[Rows from a dataset]
----------------

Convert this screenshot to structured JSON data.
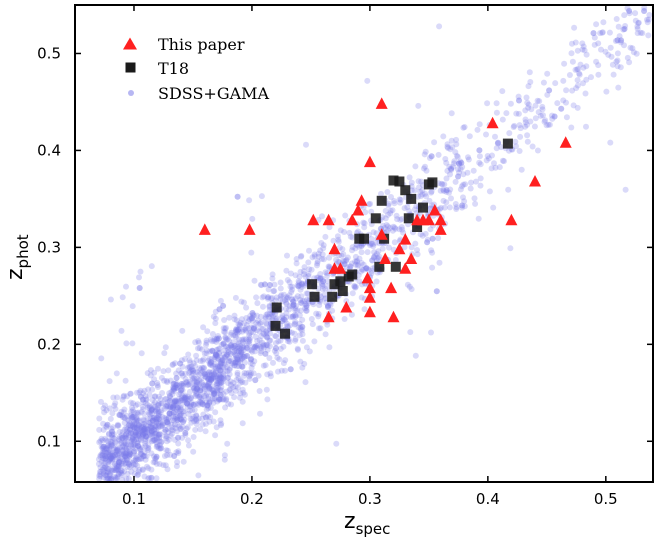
{
  "chart_data": {
    "type": "scatter",
    "xlabel": "z",
    "xlabel_sub": "spec",
    "ylabel": "z",
    "ylabel_sub": "phot",
    "xlim": [
      0.05,
      0.54
    ],
    "ylim": [
      0.058,
      0.55
    ],
    "x_ticks": [
      0.1,
      0.2,
      0.3,
      0.4,
      0.5
    ],
    "x_tick_labels": [
      "0.1",
      "0.2",
      "0.3",
      "0.4",
      "0.5"
    ],
    "y_ticks": [
      0.1,
      0.2,
      0.3,
      0.4,
      0.5
    ],
    "y_tick_labels": [
      "0.1",
      "0.2",
      "0.3",
      "0.4",
      "0.5"
    ],
    "grid": false,
    "legend_placement": "top-left",
    "series": [
      {
        "name": "SDSS+GAMA",
        "marker": "circle",
        "color": "#8080ee",
        "distribution": {
          "description_count": 2600,
          "relation": "zphot ~ zspec",
          "x_range": [
            0.065,
            0.54
          ],
          "scatter": 0.025
        },
        "x": [
          0.08,
          0.1,
          0.13,
          0.17,
          0.2,
          0.25,
          0.3,
          0.35,
          0.4,
          0.45,
          0.5,
          0.53
        ],
        "y": [
          0.09,
          0.11,
          0.14,
          0.17,
          0.2,
          0.25,
          0.3,
          0.35,
          0.4,
          0.45,
          0.5,
          0.52
        ]
      },
      {
        "name": "T18",
        "marker": "square",
        "color": "#1a1a1a",
        "x": [
          0.221,
          0.22,
          0.228,
          0.251,
          0.253,
          0.27,
          0.268,
          0.277,
          0.275,
          0.282,
          0.285,
          0.291,
          0.295,
          0.305,
          0.308,
          0.31,
          0.312,
          0.32,
          0.322,
          0.325,
          0.33,
          0.333,
          0.335,
          0.34,
          0.345,
          0.35,
          0.353,
          0.417
        ],
        "y": [
          0.238,
          0.219,
          0.211,
          0.262,
          0.249,
          0.262,
          0.249,
          0.255,
          0.265,
          0.27,
          0.272,
          0.309,
          0.309,
          0.33,
          0.28,
          0.348,
          0.309,
          0.369,
          0.28,
          0.368,
          0.359,
          0.33,
          0.35,
          0.321,
          0.341,
          0.365,
          0.367,
          0.407
        ]
      },
      {
        "name": "This paper",
        "marker": "triangle",
        "color": "#ff2020",
        "x": [
          0.16,
          0.198,
          0.252,
          0.265,
          0.265,
          0.27,
          0.27,
          0.275,
          0.28,
          0.285,
          0.29,
          0.293,
          0.298,
          0.3,
          0.3,
          0.3,
          0.3,
          0.31,
          0.31,
          0.313,
          0.318,
          0.32,
          0.325,
          0.33,
          0.33,
          0.335,
          0.34,
          0.345,
          0.35,
          0.355,
          0.36,
          0.36,
          0.404,
          0.42,
          0.44,
          0.466
        ],
        "y": [
          0.318,
          0.318,
          0.328,
          0.328,
          0.228,
          0.298,
          0.278,
          0.278,
          0.238,
          0.328,
          0.338,
          0.348,
          0.268,
          0.388,
          0.258,
          0.248,
          0.233,
          0.448,
          0.313,
          0.288,
          0.258,
          0.228,
          0.298,
          0.278,
          0.308,
          0.288,
          0.328,
          0.328,
          0.328,
          0.338,
          0.318,
          0.328,
          0.428,
          0.328,
          0.368,
          0.408
        ]
      }
    ]
  }
}
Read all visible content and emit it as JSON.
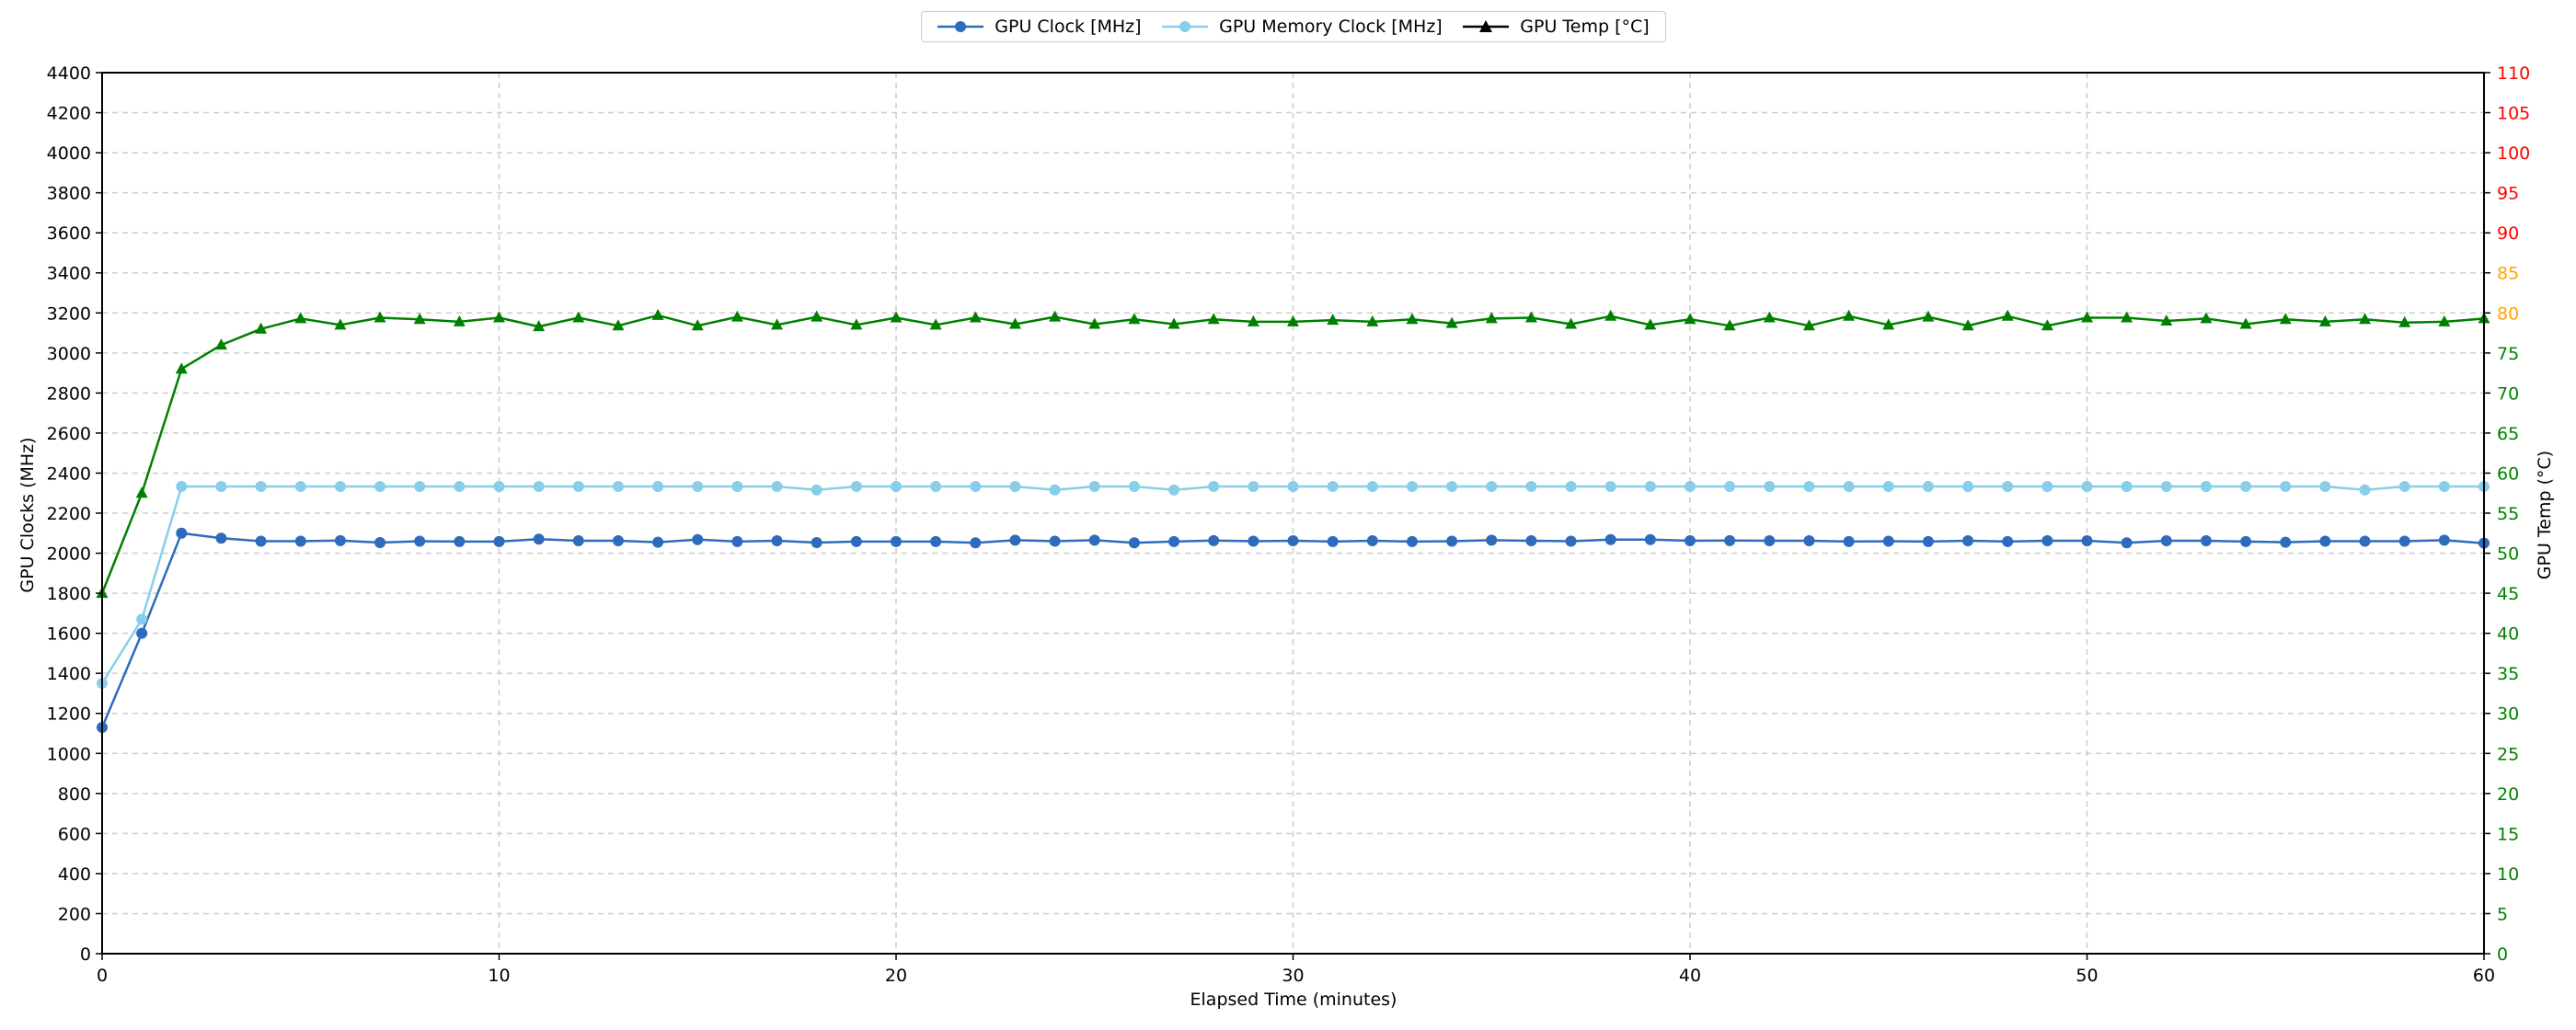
{
  "chart_data": {
    "type": "line",
    "title": "",
    "xlabel": "Elapsed Time (minutes)",
    "ylabel": "GPU Clocks (MHz)",
    "y2label": "GPU Temp (°C)",
    "xlim": [
      0,
      60
    ],
    "ylim": [
      0,
      4400
    ],
    "y2lim": [
      0,
      110
    ],
    "grid": true,
    "legend_position": "top-center",
    "x_ticks": [
      "0",
      "10",
      "20",
      "30",
      "40",
      "50",
      "60"
    ],
    "y_ticks": [
      "0",
      "200",
      "400",
      "600",
      "800",
      "1000",
      "1200",
      "1400",
      "1600",
      "1800",
      "2000",
      "2200",
      "2400",
      "2600",
      "2800",
      "3000",
      "3200",
      "3400",
      "3600",
      "3800",
      "4000",
      "4200",
      "4400"
    ],
    "y2_ticks": [
      {
        "label": "0",
        "color": "#008000"
      },
      {
        "label": "5",
        "color": "#008000"
      },
      {
        "label": "10",
        "color": "#008000"
      },
      {
        "label": "15",
        "color": "#008000"
      },
      {
        "label": "20",
        "color": "#008000"
      },
      {
        "label": "25",
        "color": "#008000"
      },
      {
        "label": "30",
        "color": "#008000"
      },
      {
        "label": "35",
        "color": "#008000"
      },
      {
        "label": "40",
        "color": "#008000"
      },
      {
        "label": "45",
        "color": "#008000"
      },
      {
        "label": "50",
        "color": "#008000"
      },
      {
        "label": "55",
        "color": "#008000"
      },
      {
        "label": "60",
        "color": "#008000"
      },
      {
        "label": "65",
        "color": "#008000"
      },
      {
        "label": "70",
        "color": "#008000"
      },
      {
        "label": "75",
        "color": "#008000"
      },
      {
        "label": "80",
        "color": "#FFA500"
      },
      {
        "label": "85",
        "color": "#FFA500"
      },
      {
        "label": "90",
        "color": "#FF0000"
      },
      {
        "label": "95",
        "color": "#FF0000"
      },
      {
        "label": "100",
        "color": "#FF0000"
      },
      {
        "label": "105",
        "color": "#FF0000"
      },
      {
        "label": "110",
        "color": "#FF0000"
      }
    ],
    "x": [
      0,
      1,
      2,
      3,
      4,
      5,
      6,
      7,
      8,
      9,
      10,
      11,
      12,
      13,
      14,
      15,
      16,
      17,
      18,
      19,
      20,
      21,
      22,
      23,
      24,
      25,
      26,
      27,
      28,
      29,
      30,
      31,
      32,
      33,
      34,
      35,
      36,
      37,
      38,
      39,
      40,
      41,
      42,
      43,
      44,
      45,
      46,
      47,
      48,
      49,
      50,
      51,
      52,
      53,
      54,
      55,
      56,
      57,
      58,
      59,
      60
    ],
    "series": [
      {
        "name": "GPU Clock [MHz]",
        "axis": "left",
        "color": "#2e6bbd",
        "marker": "circle",
        "values": [
          1130,
          1600,
          2100,
          2075,
          2060,
          2060,
          2063,
          2053,
          2060,
          2058,
          2058,
          2070,
          2062,
          2062,
          2055,
          2068,
          2058,
          2062,
          2053,
          2058,
          2058,
          2058,
          2052,
          2065,
          2060,
          2065,
          2052,
          2058,
          2063,
          2060,
          2062,
          2058,
          2062,
          2058,
          2060,
          2065,
          2062,
          2060,
          2068,
          2068,
          2062,
          2063,
          2062,
          2062,
          2058,
          2060,
          2058,
          2062,
          2058,
          2062,
          2062,
          2052,
          2062,
          2062,
          2058,
          2055,
          2060,
          2060,
          2060,
          2065,
          2050
        ]
      },
      {
        "name": "GPU Memory Clock [MHz]",
        "axis": "left",
        "color": "#87ceeb",
        "marker": "circle",
        "values": [
          1350,
          1670,
          2333,
          2333,
          2333,
          2333,
          2333,
          2333,
          2333,
          2333,
          2333,
          2333,
          2333,
          2333,
          2333,
          2333,
          2333,
          2333,
          2316,
          2333,
          2333,
          2333,
          2333,
          2333,
          2316,
          2333,
          2333,
          2316,
          2333,
          2333,
          2333,
          2333,
          2333,
          2333,
          2333,
          2333,
          2333,
          2333,
          2333,
          2333,
          2333,
          2333,
          2333,
          2333,
          2333,
          2333,
          2333,
          2333,
          2333,
          2333,
          2333,
          2333,
          2333,
          2333,
          2333,
          2333,
          2333,
          2316,
          2333,
          2333,
          2333
        ]
      },
      {
        "name": "GPU Temp [°C]",
        "axis": "right",
        "color": "#008000",
        "marker": "triangle",
        "values": [
          45,
          57.5,
          73,
          76,
          78,
          79.3,
          78.5,
          79.4,
          79.2,
          78.9,
          79.4,
          78.3,
          79.4,
          78.4,
          79.7,
          78.4,
          79.5,
          78.5,
          79.5,
          78.5,
          79.4,
          78.5,
          79.4,
          78.6,
          79.5,
          78.6,
          79.2,
          78.6,
          79.2,
          78.9,
          78.9,
          79.1,
          78.9,
          79.2,
          78.7,
          79.3,
          79.4,
          78.6,
          79.6,
          78.5,
          79.2,
          78.4,
          79.4,
          78.4,
          79.6,
          78.5,
          79.5,
          78.4,
          79.6,
          78.4,
          79.4,
          79.4,
          79,
          79.3,
          78.6,
          79.2,
          78.9,
          79.2,
          78.8,
          78.9,
          79.3
        ]
      }
    ]
  }
}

----------------

In the records above, locate the lines holding the word "name". Copy each of them.

        "name": "SDSS+GAMA",
        "name": "T18",
        "name": "This paper",
        "name": "GPU Clock [MHz]",
        "name": "GPU Memory Clock [MHz]",
        "name": "GPU Temp [°C]",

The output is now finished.